- **Written exercise**
Retype all of the listing exactly, passing over any picture you find.

* START Excerpted records *

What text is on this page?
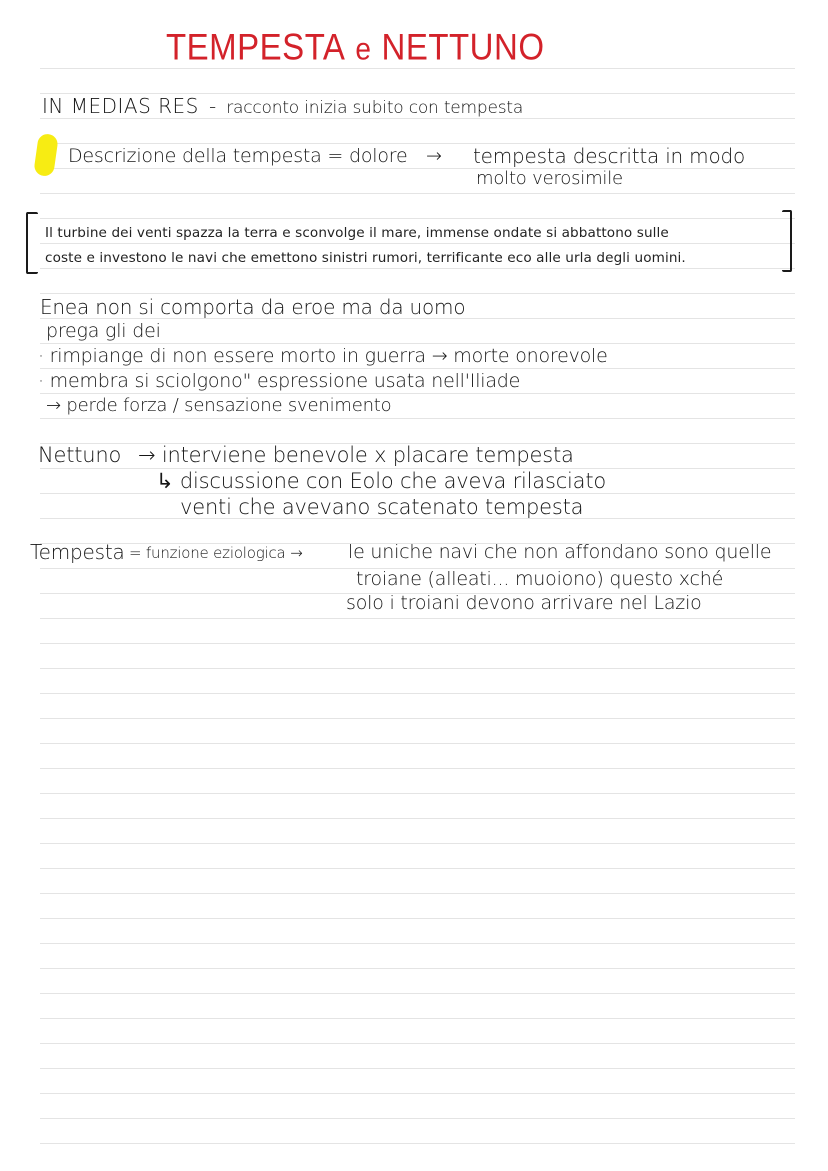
TEMPESTA e NETTUNO
IN MEDIAS RES - racconto inizia subito con tempesta
Descrizione della tempesta = dolore → tempesta descritta in modo
molto verosimile
Il turbine dei venti spazza la terra e sconvolge il mare, immense ondate si abbattono sulle
coste e investono le navi che emettono sinistri rumori, terrificante eco alle urla degli uomini.
Enea non si comporta da eroe ma da uomo
prega gli dei
· rimpiange di non essere morto in guerra → morte onorevole
· membra si sciolgono" espressione usata nell'Iliade
→ perde forza / sensazione svenimento
Nettuno → interviene benevole x placare tempesta
↳ discussione con Eolo che aveva rilasciato
venti che avevano scatenato tempesta
Tempesta = funzione eziologica → le uniche navi che non affondano sono quelle
troiane (alleati... muoiono) questo xché
solo i troiani devono arrivare nel Lazio
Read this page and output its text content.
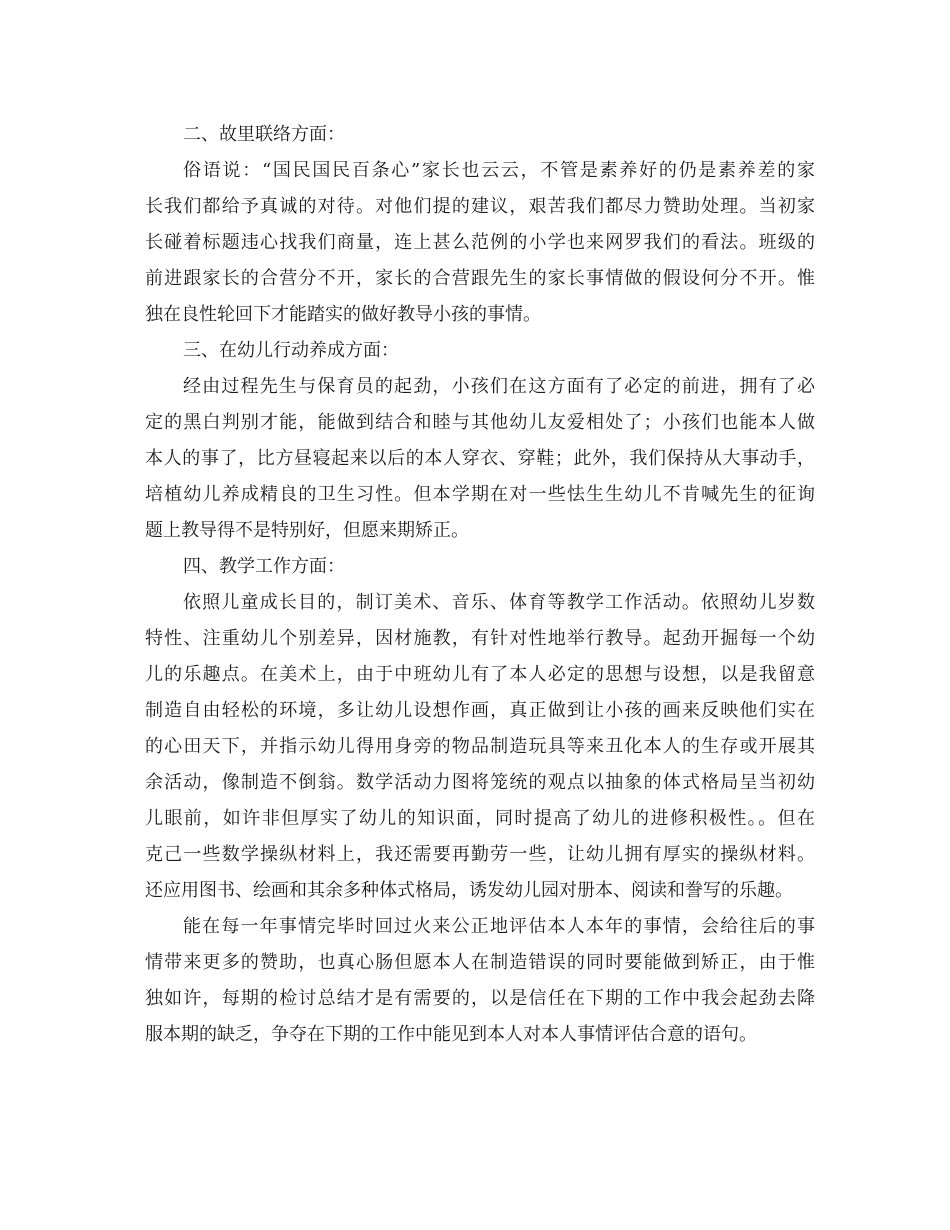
二、故里联络方面：
俗语说：“国民国民百条心”家长也云云，不管是素养好的仍是素养差的家
长我们都给予真诚的对待。对他们提的建议，艰苦我们都尽力赞助处理。当初家
长碰着标题违心找我们商量，连上甚么范例的小学也来网罗我们的看法。班级的
前进跟家长的合营分不开，家长的合营跟先生的家长事情做的假设何分不开。惟
独在良性轮回下才能踏实的做好教导小孩的事情。
三、在幼儿行动养成方面：
经由过程先生与保育员的起劲，小孩们在这方面有了必定的前进，拥有了必
定的黑白判别才能，能做到结合和睦与其他幼儿友爱相处了；小孩们也能本人做
本人的事了，比方昼寝起来以后的本人穿衣、穿鞋；此外，我们保持从大事动手，
培植幼儿养成精良的卫生习性。但本学期在对一些怯生生幼儿不肯喊先生的征询
题上教导得不是特别好，但愿来期矫正。
四、教学工作方面：
依照儿童成长目的，制订美术、音乐、体育等教学工作活动。依照幼儿岁数
特性、注重幼儿个别差异，因材施教，有针对性地举行教导。起劲开掘每一个幼
儿的乐趣点。在美术上，由于中班幼儿有了本人必定的思想与设想，以是我留意
制造自由轻松的环境，多让幼儿设想作画，真正做到让小孩的画来反映他们实在
的心田天下，并指示幼儿得用身旁的物品制造玩具等来丑化本人的生存或开展其
余活动，像制造不倒翁。数学活动力图将笼统的观点以抽象的体式格局呈当初幼
儿眼前，如许非但厚实了幼儿的知识面，同时提高了幼儿的进修积极性。。但在
克己一些数学操纵材料上，我还需要再勤劳一些，让幼儿拥有厚实的操纵材料。
还应用图书、绘画和其余多种体式格局，诱发幼儿园对册本、阅读和誊写的乐趣。
能在每一年事情完毕时回过火来公正地评估本人本年的事情，会给往后的事
情带来更多的赞助，也真心肠但愿本人在制造错误的同时要能做到矫正，由于惟
独如许，每期的检讨总结才是有需要的，以是信任在下期的工作中我会起劲去降
服本期的缺乏，争夺在下期的工作中能见到本人对本人事情评估合意的语句。
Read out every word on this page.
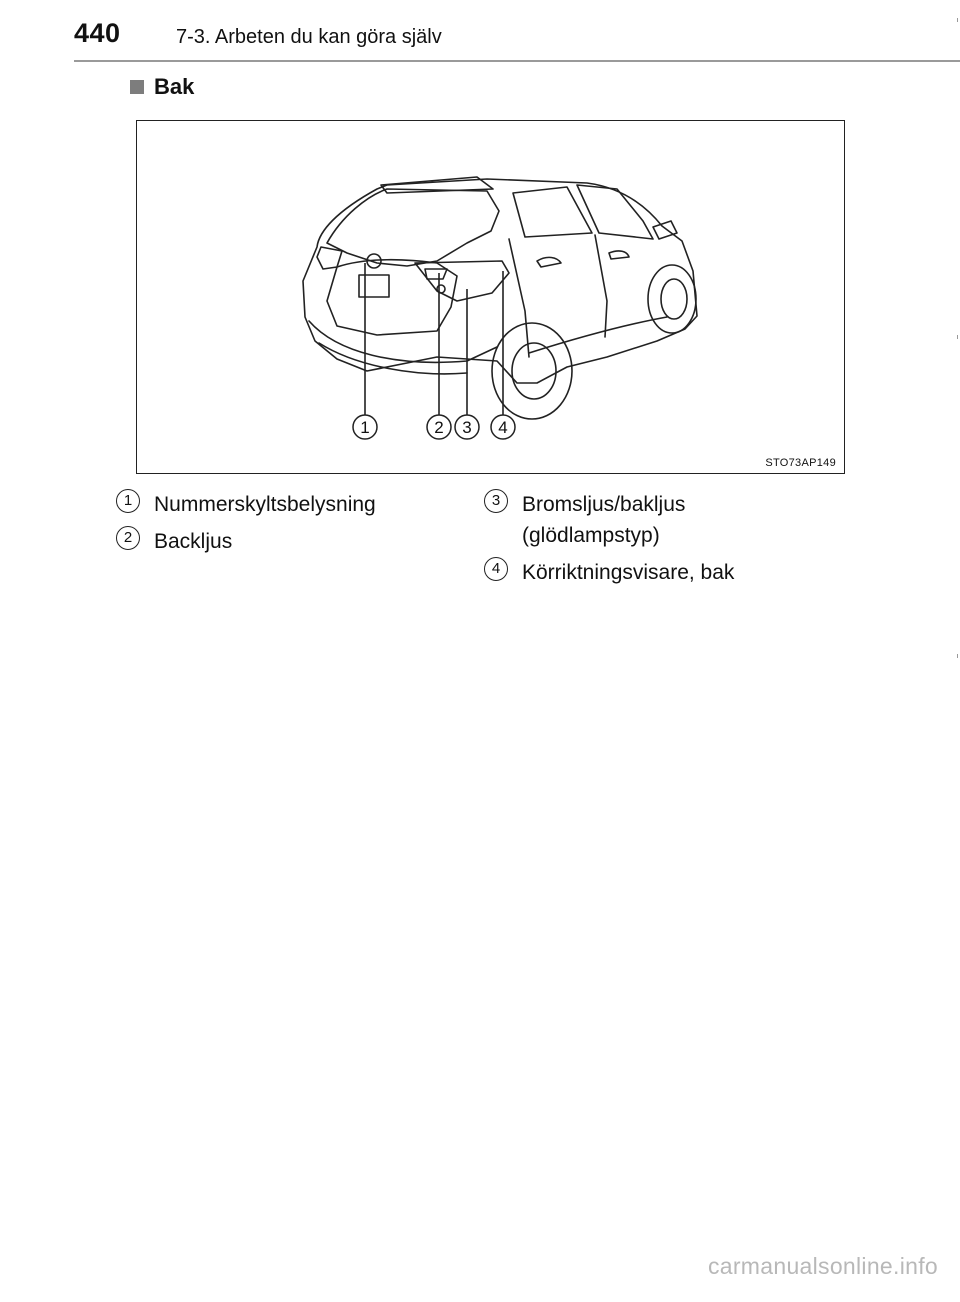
440	7-3. Arbeten du kan göra själv
Bak
1	2 3 4
STO73AP149
1	Nummerskyltsbelysning
2	Backljus
3	Bromsljus/bakljus
(glödlampstyp)
4	Körriktningsvisare, bak
carmanualsonline.info
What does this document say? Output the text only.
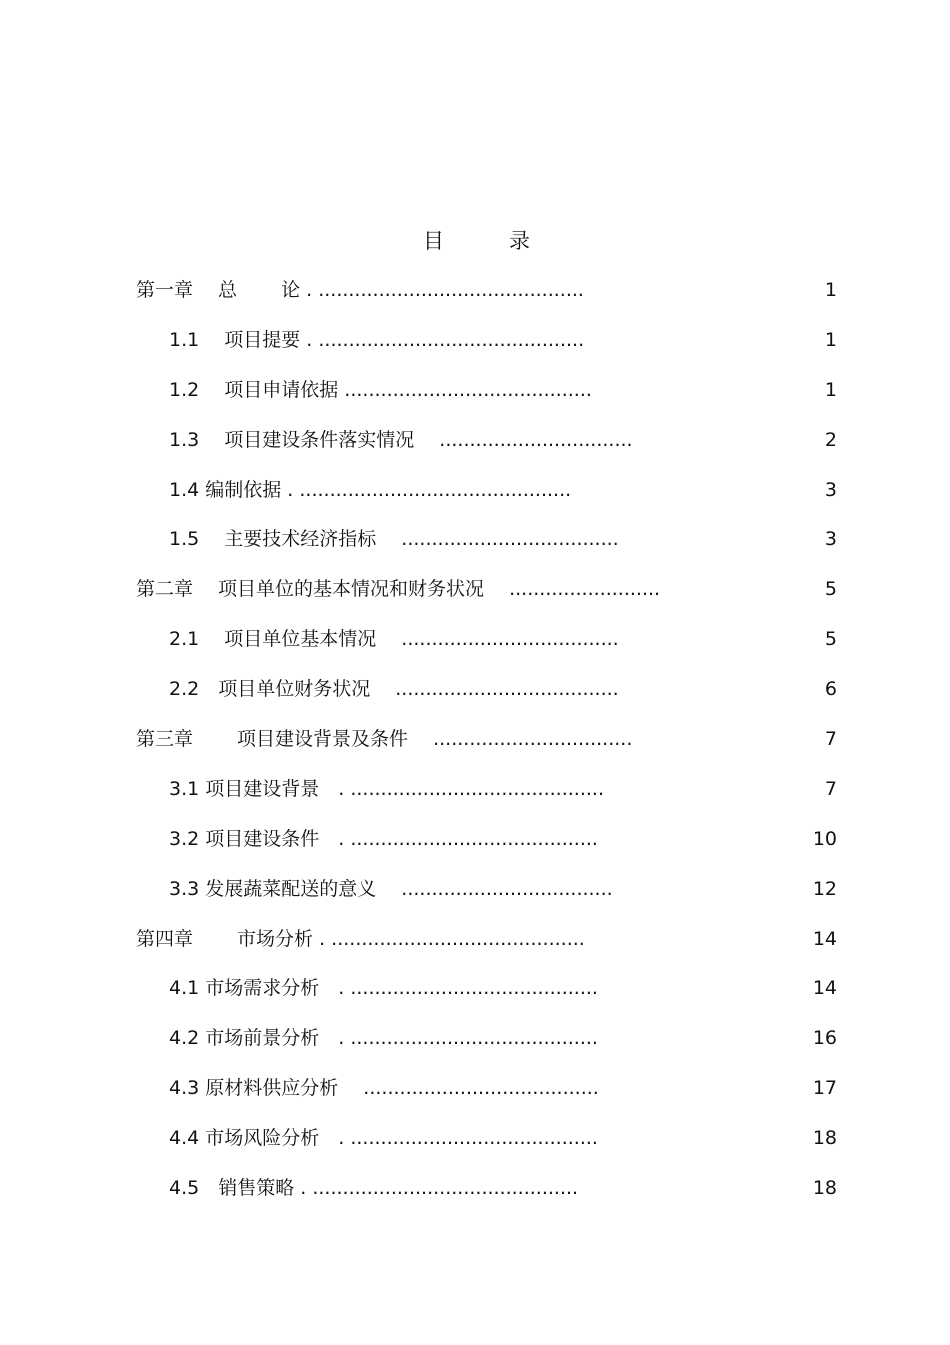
目　录
第一章　 总　　 论 . ............................................	1
1.1　 项目提要 . ............................................	1
1.2　 项目申请依据 .........................................	1
1.3　 项目建设条件落实情况　 ................................	2
1.4 编制依据 . .............................................	3
1.5　 主要技术经济指标　 ....................................	3
第二章　 项目单位的基本情况和财务状况　 .........................	5
2.1　 项目单位基本情况　 ....................................	5
2.2　项目单位财务状况　 .....................................	6
第三章　　 项目建设背景及条件　 .................................	7
3.1 项目建设背景　. ..........................................	7
3.2 项目建设条件　. .........................................	10
3.3 发展蔬菜配送的意义　 ...................................	12
第四章　　 市场分析 . ..........................................	14
4.1 市场需求分析　. .........................................	14
4.2 市场前景分析　. .........................................	16
4.3 原材料供应分析　 .......................................	17
4.4 市场风险分析　. .........................................	18
4.5　销售策略 . ............................................	18
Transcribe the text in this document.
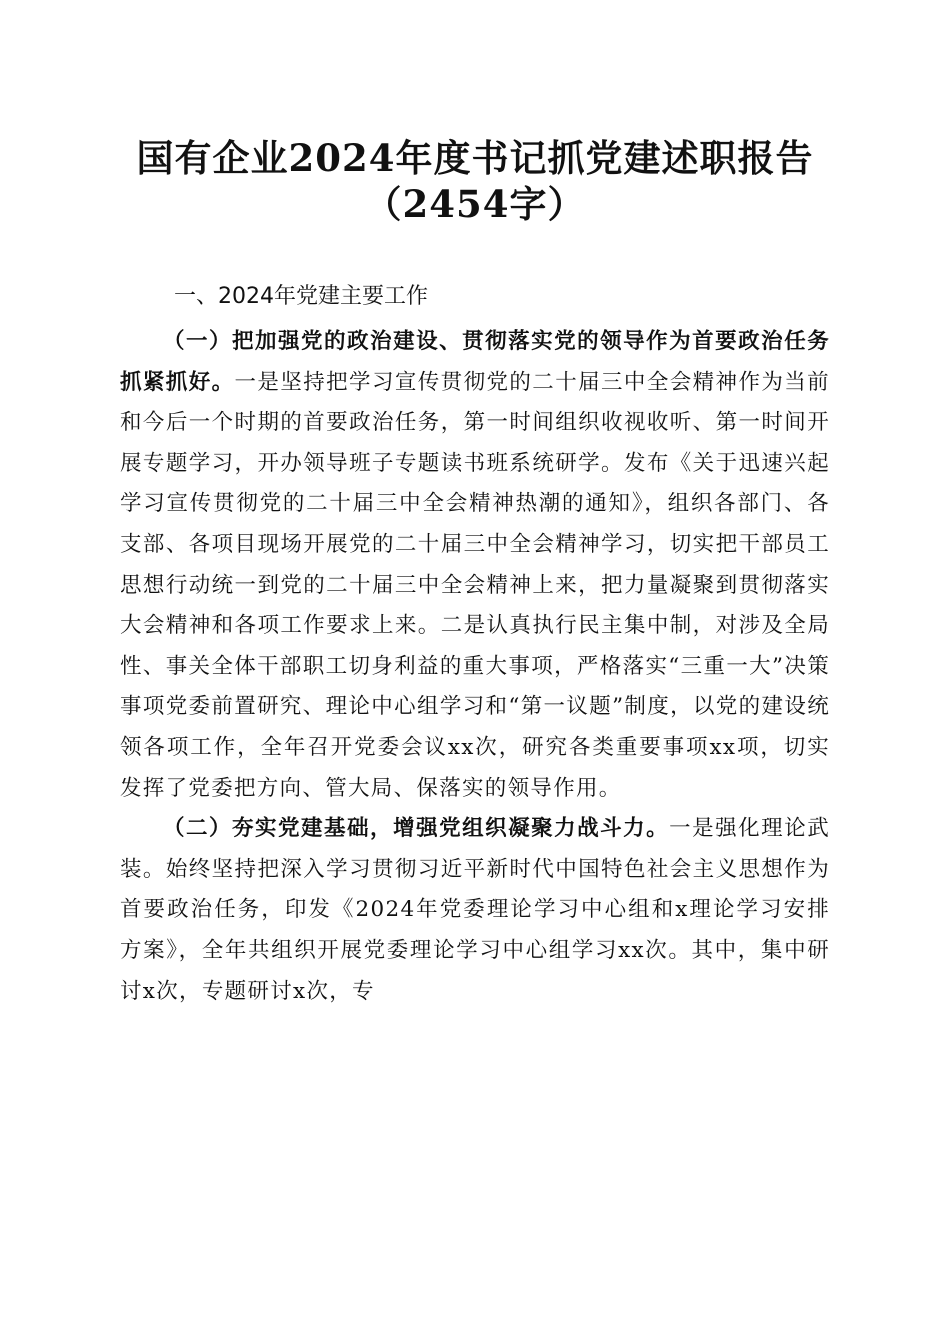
国有企业2024年度书记抓党建述职报告
（2454字）
一、2024年党建主要工作

（一）把加强党的政治建设、贯彻落实党的领导作为首要政治任务抓紧抓好。一是坚持把学习宣传贯彻党的二十届三中全会精神作为当前和今后一个时期的首要政治任务，第一时间组织收视收听、第一时间开展专题学习，开办领导班子专题读书班系统研学。发布《关于迅速兴起学习宣传贯彻党的二十届三中全会精神热潮的通知》，组织各部门、各支部、各项目现场开展党的二十届三中全会精神学习，切实把干部员工思想行动统一到党的二十届三中全会精神上来，把力量凝聚到贯彻落实大会精神和各项工作要求上来。二是认真执行民主集中制，对涉及全局性、事关全体干部职工切身利益的重大事项，严格落实“三重一大”决策事项党委前置研究、理论中心组学习和“第一议题”制度，以党的建设统领各项工作，全年召开党委会议xx次，研究各类重要事项xx项，切实发挥了党委把方向、管大局、保落实的领导作用。

（二）夯实党建基础，增强党组织凝聚力战斗力。一是强化理论武装。始终坚持把深入学习贯彻习近平新时代中国特色社会主义思想作为首要政治任务，印发《2024年党委理论学习中心组和x理论学习安排方案》，全年共组织开展党委理论学习中心组学习xx次。其中，集中研讨x次，专题研讨x次，专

* END Excerpted records *

- **The response**
What text is on this page?
TEMPESTA e NETTUNO
IN MEDIAS RES - racconto inizia subito con tempesta
Descrizione della tempesta = dolore → tempesta descritta in modo
molto verosimile
Il turbine dei venti spazza la terra e sconvolge il mare, immense ondate si abbattono sulle
coste e investono le navi che emettono sinistri rumori, terrificante eco alle urla degli uomini.
Enea non si comporta da eroe ma da uomo
prega gli dei
· rimpiange di non essere morto in guerra → morte onorevole
· membra si sciolgono" espressione usata nell'Iliade
→ perde forza / sensazione svenimento
Nettuno → interviene benevole x placare tempesta
↳ discussione con Eolo che aveva rilasciato
venti che avevano scatenato tempesta
Tempesta = funzione eziologica → le uniche navi che non affondano sono quelle
troiane (alleati... muoiono) questo xché
solo i troiani devono arrivare nel Lazio
Read this page and output its text content.
二、故里联络方面：
俗语说：“国民国民百条心”家长也云云，不管是素养好的仍是素养差的家
长我们都给予真诚的对待。对他们提的建议，艰苦我们都尽力赞助处理。当初家
长碰着标题违心找我们商量，连上甚么范例的小学也来网罗我们的看法。班级的
前进跟家长的合营分不开，家长的合营跟先生的家长事情做的假设何分不开。惟
独在良性轮回下才能踏实的做好教导小孩的事情。
三、在幼儿行动养成方面：
经由过程先生与保育员的起劲，小孩们在这方面有了必定的前进，拥有了必
定的黑白判别才能，能做到结合和睦与其他幼儿友爱相处了；小孩们也能本人做
本人的事了，比方昼寝起来以后的本人穿衣、穿鞋；此外，我们保持从大事动手，
培植幼儿养成精良的卫生习性。但本学期在对一些怯生生幼儿不肯喊先生的征询
题上教导得不是特别好，但愿来期矫正。
四、教学工作方面：
依照儿童成长目的，制订美术、音乐、体育等教学工作活动。依照幼儿岁数
特性、注重幼儿个别差异，因材施教，有针对性地举行教导。起劲开掘每一个幼
儿的乐趣点。在美术上，由于中班幼儿有了本人必定的思想与设想，以是我留意
制造自由轻松的环境，多让幼儿设想作画，真正做到让小孩的画来反映他们实在
的心田天下，并指示幼儿得用身旁的物品制造玩具等来丑化本人的生存或开展其
余活动，像制造不倒翁。数学活动力图将笼统的观点以抽象的体式格局呈当初幼
儿眼前，如许非但厚实了幼儿的知识面，同时提高了幼儿的进修积极性。。但在
克己一些数学操纵材料上，我还需要再勤劳一些，让幼儿拥有厚实的操纵材料。
还应用图书、绘画和其余多种体式格局，诱发幼儿园对册本、阅读和誊写的乐趣。
能在每一年事情完毕时回过火来公正地评估本人本年的事情，会给往后的事
情带来更多的赞助，也真心肠但愿本人在制造错误的同时要能做到矫正，由于惟
独如许，每期的检讨总结才是有需要的，以是信任在下期的工作中我会起劲去降
服本期的缺乏，争夺在下期的工作中能见到本人对本人事情评估合意的语句。
Read out every word on this page.
440	7-3. Arbeten du kan göra själv
Bak
1	2 3 4
STO73AP149
1	Nummerskyltsbelysning
2	Backljus
3	Bromsljus/bakljus
(glödlampstyp)
4	Körriktningsvisare, bak
carmanualsonline.info
What does this document say? Output the text only.
目　录
第一章　 总　　 论 . ............................................	1
1.1　 项目提要 . ............................................	1
1.2　 项目申请依据 .........................................	1
1.3　 项目建设条件落实情况　 ................................	2
1.4 编制依据 . .............................................	3
1.5　 主要技术经济指标　 ....................................	3
第二章　 项目单位的基本情况和财务状况　 .........................	5
2.1　 项目单位基本情况　 ....................................	5
2.2　项目单位财务状况　 .....................................	6
第三章　　 项目建设背景及条件　 .................................	7
3.1 项目建设背景　. ..........................................	7
3.2 项目建设条件　. .........................................	10
3.3 发展蔬菜配送的意义　 ...................................	12
第四章　　 市场分析 . ..........................................	14
4.1 市场需求分析　. .........................................	14
4.2 市场前景分析　. .........................................	16
4.3 原材料供应分析　 .......................................	17
4.4 市场风险分析　. .........................................	18
4.5　销售策略 . ............................................	18
Transcribe the text in this document.
国有企业2024年度书记抓党建述职报告
（2454字）
一、2024年党建主要工作

（一）把加强党的政治建设、贯彻落实党的领导作为首要政治任务抓紧抓好。一是坚持把学习宣传贯彻党的二十届三中全会精神作为当前和今后一个时期的首要政治任务，第一时间组织收视收听、第一时间开展专题学习，开办领导班子专题读书班系统研学。发布《关于迅速兴起学习宣传贯彻党的二十届三中全会精神热潮的通知》，组织各部门、各支部、各项目现场开展党的二十届三中全会精神学习，切实把干部员工思想行动统一到党的二十届三中全会精神上来，把力量凝聚到贯彻落实大会精神和各项工作要求上来。二是认真执行民主集中制，对涉及全局性、事关全体干部职工切身利益的重大事项，严格落实“三重一大”决策事项党委前置研究、理论中心组学习和“第一议题”制度，以党的建设统领各项工作，全年召开党委会议xx次，研究各类重要事项xx项，切实发挥了党委把方向、管大局、保落实的领导作用。

（二）夯实党建基础，增强党组织凝聚力战斗力。一是强化理论武装。始终坚持把深入学习贯彻习近平新时代中国特色社会主义思想作为首要政治任务，印发《2024年党委理论学习中心组和x理论学习安排方案》，全年共组织开展党委理论学习中心组学习xx次。其中，集中研讨x次，专题研讨x次，专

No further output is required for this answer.